* _Document segment_
★ ★ ★ ★ ★ ★ ★

A Message to The Bottom 90%
Has anyone ever wondered why no insurance company is game enough to insure bank deposits and nuclear power plants?
The answer is simple, no premium (as Chernobyl, Fukushima and Cyprus have proven) would be great enough to make it a profitable policy for the insurer. And even if there could be a profitable policy, it would not be affordable to either the industry or the consumer.
This implies that both banks and nuclear power plants are inherently dangerous because they both suffer from design and component weaknesses. In the case of banks they centre around the issues of fractional reserve banking, leveraging, borrowing short and lending long, greed and fraud. In the case of greed and fraud it is my observation that they morph into stupidity in their final phases.
"Thankfully", governments step in to insure both power plants and depositors but only to a degree of course. Just enough to maintain confidence. This of course starts to shatter when the big one hits. This "insurance" also plays another role. It acts as a kind of put against allowing banks to fail and against its management being jailed as the payout and consequences would be too big to handle. If you doubt this statement you only have to read what US Attorney General said recently and which was reported in the Wall Street Journal:
“I am concerned that the size of some of these institutions becomes so large that it does become difficult for us to prosecute them,”

★ ★ ★ ★ ★ ★ ★

* _Data for the task_
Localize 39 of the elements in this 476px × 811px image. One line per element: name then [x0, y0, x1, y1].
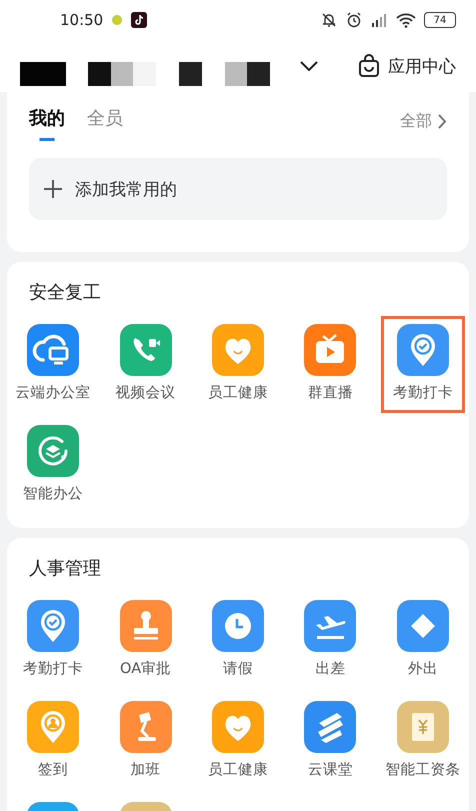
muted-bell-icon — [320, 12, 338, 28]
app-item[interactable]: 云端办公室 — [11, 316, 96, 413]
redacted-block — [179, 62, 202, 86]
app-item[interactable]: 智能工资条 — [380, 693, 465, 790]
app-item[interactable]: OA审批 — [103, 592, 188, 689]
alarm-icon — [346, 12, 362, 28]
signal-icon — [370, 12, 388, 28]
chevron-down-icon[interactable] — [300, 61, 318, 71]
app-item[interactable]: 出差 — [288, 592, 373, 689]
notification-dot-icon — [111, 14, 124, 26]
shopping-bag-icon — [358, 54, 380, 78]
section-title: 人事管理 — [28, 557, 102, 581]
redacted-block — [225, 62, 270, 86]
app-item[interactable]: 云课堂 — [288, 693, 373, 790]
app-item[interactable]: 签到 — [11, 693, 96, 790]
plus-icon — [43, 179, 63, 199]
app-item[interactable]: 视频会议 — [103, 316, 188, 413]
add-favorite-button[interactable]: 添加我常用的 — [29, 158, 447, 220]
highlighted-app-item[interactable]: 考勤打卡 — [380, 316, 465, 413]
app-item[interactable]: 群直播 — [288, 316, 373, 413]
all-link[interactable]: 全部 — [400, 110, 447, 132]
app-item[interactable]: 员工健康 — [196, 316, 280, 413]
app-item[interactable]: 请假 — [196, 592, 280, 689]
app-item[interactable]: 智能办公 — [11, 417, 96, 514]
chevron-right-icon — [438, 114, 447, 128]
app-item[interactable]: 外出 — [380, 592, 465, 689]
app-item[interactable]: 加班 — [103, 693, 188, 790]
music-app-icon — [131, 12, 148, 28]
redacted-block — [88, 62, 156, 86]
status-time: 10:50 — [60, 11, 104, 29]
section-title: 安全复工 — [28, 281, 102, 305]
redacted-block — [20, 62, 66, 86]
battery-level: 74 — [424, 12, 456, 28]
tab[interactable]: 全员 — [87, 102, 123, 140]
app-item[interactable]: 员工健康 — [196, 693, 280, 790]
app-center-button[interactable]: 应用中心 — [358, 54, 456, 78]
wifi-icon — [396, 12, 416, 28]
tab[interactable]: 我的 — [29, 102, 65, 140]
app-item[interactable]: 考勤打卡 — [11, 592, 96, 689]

★ ★ ★ ★ ★ ★ ★

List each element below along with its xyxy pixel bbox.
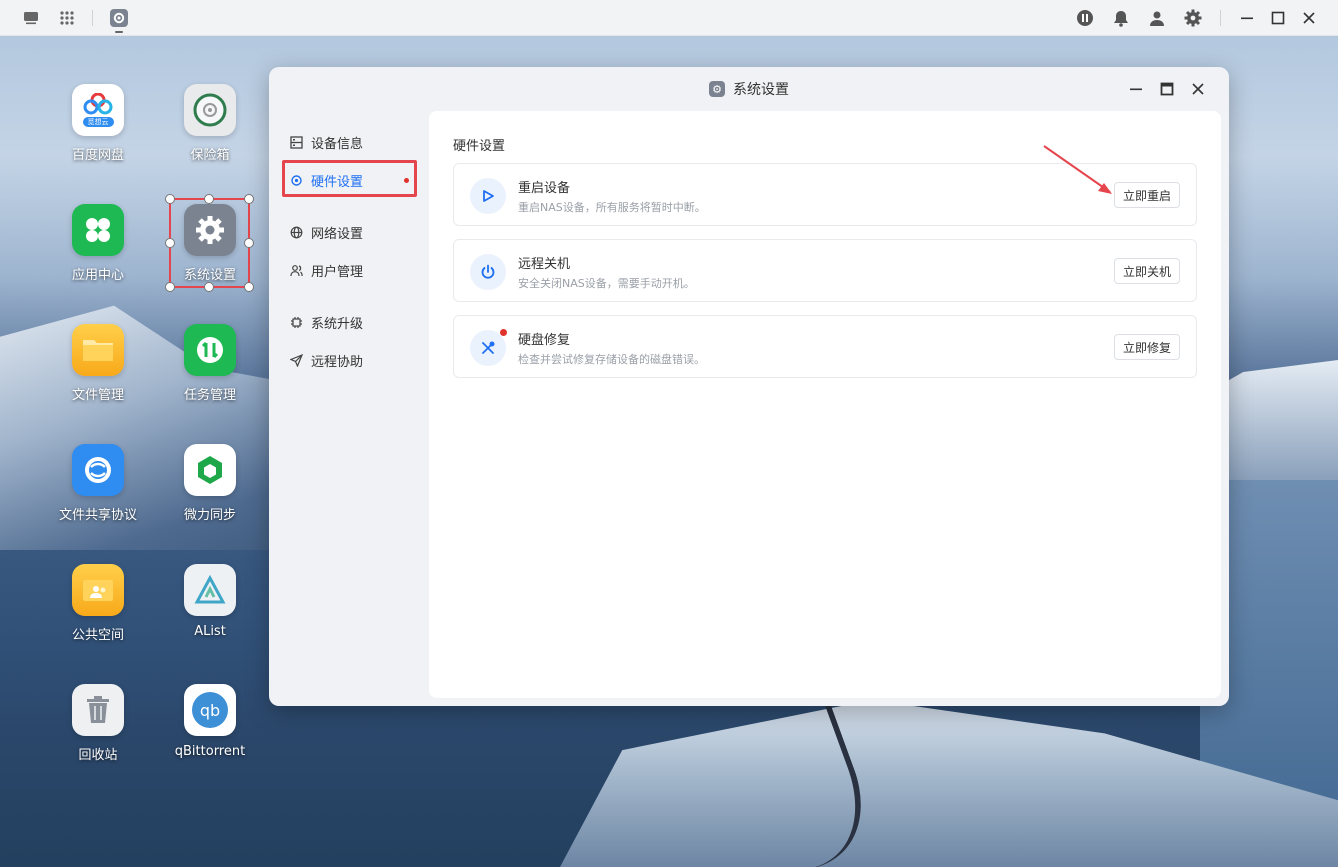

★ ★ ★ ★ ★ ★ ★

* _Challenge 1_
In the records, rename "redacted-block" to "hidden-block" in the lines between the one holding "Localize 39 of" and the one holding "redacted-block — [179, 62, 202, 86]", inclusive, leaving everything else unchanged. Leave the picture out of your answer.
* _Challenge 2_
Take the essay on why banks and nuclear plants cannot be privately insured further, continuing from where it ends.

* _Reply 1_
Localize 39 of the elements in this 476px × 811px image. One line per element: name then [x0, y0, x1, y1].
muted-bell-icon — [320, 12, 338, 28]
app-item[interactable]: 云端办公室 — [11, 316, 96, 413]
hidden-block — [179, 62, 202, 86]

* _Reply 2_
and
Holder went on to suggest that, until Congress does something about it, the size of these banks will preclude bringing them to justice.
“I think it has an inhibiting influence, impact, on our ability to bring resolutions that I think would be more appropriate,”
Cyprus has gone off with a bang but distance, ignorance and smugness tends to downplay the fear in other depositors' minds across the world.
This is nothing new as history is littered with the victims of banks failing and closing their doors for any one of a number of reasons whether it be war, confiscation, hyperinflation etc. Is anything learned? Hardly.
Each time the victims are many and the clever ones relatively few.
The clever ones acquire real things and the extra clever ones acquire silver and gold.
I acknowledge that we live in a fiat driven world and that using gold and silver coins might be a tad inconvenient at times, but why keep anything more than a working balance in fiat with the balance stored in precious metals?
I know what you are thinking. Gold does not pay interest. Well neither does Bernanke. Or does a bank that has shut its doors or a government that has commandeered your money pay interest?" Hardly.
And for those that receive interest, does that amount after tax and inflation actually leave you better off or does it leave you falling further and further behind?
The world of course is circling a chaotic drain with nothing in site to steer us away or to plug the hole. Governments keep adding liquidity but to no avail.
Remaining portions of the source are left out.